__Task requirements__
Tally the lines holding the word "GUIDE" and state the count by itself.

Data items
%%
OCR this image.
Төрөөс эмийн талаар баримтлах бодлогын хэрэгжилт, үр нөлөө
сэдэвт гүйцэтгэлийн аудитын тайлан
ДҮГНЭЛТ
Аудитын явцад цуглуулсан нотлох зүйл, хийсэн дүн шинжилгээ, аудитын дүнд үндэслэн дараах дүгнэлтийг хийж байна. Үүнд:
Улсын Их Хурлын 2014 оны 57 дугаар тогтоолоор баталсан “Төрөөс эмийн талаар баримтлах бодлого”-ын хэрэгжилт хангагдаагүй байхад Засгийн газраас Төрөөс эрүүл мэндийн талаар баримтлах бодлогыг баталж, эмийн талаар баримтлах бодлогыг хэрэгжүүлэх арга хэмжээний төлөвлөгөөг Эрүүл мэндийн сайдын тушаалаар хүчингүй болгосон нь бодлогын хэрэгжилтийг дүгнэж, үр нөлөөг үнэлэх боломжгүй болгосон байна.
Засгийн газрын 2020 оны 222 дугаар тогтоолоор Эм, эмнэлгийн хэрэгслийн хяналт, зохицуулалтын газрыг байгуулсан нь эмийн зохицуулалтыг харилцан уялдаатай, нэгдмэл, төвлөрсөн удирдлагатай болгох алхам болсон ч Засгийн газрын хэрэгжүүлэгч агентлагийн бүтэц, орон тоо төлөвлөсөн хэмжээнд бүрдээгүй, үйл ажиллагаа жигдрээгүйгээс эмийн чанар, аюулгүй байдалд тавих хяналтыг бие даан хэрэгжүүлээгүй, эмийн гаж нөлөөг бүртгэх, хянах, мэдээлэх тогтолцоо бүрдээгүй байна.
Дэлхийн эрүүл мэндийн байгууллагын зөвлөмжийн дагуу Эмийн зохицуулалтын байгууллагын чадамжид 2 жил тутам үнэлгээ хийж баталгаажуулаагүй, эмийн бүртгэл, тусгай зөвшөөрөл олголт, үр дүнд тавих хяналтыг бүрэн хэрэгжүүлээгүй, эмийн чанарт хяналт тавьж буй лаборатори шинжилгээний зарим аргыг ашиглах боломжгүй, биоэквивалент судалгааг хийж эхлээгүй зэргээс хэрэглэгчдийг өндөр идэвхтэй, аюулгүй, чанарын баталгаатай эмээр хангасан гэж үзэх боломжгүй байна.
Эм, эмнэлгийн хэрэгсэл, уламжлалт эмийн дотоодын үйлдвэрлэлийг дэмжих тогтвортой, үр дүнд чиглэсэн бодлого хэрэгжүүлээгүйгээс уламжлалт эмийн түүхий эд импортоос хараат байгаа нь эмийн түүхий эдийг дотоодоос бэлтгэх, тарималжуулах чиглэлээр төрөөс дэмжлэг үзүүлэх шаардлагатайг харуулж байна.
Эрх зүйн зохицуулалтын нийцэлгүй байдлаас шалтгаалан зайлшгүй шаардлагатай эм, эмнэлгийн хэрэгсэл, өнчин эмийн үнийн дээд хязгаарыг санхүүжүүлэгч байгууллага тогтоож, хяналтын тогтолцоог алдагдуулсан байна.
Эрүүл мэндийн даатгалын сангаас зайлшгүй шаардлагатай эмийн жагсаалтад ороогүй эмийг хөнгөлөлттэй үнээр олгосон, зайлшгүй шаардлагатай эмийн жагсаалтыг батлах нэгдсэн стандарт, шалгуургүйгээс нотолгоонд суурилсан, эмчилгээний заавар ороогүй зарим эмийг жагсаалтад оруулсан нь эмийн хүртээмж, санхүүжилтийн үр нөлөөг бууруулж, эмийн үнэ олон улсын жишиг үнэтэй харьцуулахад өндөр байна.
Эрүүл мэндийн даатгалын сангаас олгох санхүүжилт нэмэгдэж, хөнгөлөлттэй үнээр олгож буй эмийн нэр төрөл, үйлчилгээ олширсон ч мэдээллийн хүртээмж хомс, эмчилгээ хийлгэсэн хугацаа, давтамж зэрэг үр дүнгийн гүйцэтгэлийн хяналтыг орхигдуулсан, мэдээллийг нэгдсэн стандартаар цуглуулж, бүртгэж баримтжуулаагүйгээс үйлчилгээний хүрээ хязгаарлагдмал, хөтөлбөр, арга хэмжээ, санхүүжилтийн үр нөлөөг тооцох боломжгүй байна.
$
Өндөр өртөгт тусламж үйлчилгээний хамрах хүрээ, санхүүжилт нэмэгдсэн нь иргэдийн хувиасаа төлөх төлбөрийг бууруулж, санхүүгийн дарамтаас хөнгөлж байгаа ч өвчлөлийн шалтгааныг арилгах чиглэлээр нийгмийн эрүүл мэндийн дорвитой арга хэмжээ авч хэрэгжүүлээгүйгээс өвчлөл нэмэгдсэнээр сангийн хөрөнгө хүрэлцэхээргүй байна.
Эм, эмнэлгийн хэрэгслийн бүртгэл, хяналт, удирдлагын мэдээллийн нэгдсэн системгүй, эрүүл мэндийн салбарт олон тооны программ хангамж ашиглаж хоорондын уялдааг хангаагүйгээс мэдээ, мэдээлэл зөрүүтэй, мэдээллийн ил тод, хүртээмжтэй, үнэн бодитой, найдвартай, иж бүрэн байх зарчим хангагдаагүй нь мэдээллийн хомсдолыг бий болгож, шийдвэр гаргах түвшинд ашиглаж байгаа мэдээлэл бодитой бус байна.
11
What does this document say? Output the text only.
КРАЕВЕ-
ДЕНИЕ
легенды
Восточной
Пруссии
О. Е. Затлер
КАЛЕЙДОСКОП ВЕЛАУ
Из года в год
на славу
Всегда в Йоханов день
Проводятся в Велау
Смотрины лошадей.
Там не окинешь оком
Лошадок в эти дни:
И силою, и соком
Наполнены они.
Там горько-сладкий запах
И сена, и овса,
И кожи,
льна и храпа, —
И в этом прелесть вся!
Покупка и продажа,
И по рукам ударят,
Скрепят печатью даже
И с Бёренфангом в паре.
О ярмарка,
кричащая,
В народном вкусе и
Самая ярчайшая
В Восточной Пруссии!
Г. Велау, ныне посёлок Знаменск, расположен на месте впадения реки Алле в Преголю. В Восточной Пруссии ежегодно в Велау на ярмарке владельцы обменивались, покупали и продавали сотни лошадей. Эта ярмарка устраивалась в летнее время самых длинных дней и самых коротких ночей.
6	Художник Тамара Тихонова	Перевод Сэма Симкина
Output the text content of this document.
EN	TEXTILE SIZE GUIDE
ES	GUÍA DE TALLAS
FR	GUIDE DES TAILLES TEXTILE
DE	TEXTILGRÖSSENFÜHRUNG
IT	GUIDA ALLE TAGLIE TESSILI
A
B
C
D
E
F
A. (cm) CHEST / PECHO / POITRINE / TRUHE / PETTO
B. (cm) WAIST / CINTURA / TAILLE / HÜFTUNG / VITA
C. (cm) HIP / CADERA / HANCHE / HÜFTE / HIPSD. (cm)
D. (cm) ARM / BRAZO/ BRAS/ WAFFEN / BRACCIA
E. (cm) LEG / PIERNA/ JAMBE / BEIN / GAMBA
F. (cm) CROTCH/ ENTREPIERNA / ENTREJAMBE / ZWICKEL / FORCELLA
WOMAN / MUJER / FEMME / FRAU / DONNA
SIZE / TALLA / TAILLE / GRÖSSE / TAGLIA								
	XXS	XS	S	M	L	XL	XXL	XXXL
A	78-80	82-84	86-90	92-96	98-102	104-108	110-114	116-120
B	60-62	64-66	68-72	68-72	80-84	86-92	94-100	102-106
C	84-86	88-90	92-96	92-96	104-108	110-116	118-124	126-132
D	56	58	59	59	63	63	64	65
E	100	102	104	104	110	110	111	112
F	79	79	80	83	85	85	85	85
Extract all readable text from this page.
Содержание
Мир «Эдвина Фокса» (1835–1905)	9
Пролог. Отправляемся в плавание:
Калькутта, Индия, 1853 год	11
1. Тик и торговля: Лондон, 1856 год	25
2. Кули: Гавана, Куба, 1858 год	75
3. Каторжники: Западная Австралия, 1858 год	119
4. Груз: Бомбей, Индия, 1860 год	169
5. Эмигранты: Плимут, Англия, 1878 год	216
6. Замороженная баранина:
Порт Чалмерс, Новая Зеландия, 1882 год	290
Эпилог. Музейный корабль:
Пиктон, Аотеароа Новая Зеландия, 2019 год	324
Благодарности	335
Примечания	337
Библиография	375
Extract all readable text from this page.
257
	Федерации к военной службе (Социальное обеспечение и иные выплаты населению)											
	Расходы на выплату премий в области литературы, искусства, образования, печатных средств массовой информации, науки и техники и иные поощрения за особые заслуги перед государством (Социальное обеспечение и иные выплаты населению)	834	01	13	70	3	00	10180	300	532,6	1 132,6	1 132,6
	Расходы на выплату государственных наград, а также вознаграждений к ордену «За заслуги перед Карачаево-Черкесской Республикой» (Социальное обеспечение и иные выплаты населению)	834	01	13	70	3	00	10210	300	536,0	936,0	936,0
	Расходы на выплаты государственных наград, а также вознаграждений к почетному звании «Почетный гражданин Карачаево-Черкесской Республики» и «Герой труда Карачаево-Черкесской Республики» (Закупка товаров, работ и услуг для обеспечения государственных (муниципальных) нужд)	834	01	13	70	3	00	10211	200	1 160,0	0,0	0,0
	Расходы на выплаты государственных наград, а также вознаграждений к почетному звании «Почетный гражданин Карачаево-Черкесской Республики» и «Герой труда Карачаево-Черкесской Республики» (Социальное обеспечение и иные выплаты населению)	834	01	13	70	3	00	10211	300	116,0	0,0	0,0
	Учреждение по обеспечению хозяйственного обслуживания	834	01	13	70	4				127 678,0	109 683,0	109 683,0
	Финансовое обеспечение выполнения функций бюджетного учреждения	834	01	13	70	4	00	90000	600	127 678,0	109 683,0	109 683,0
%%
__Result below__
2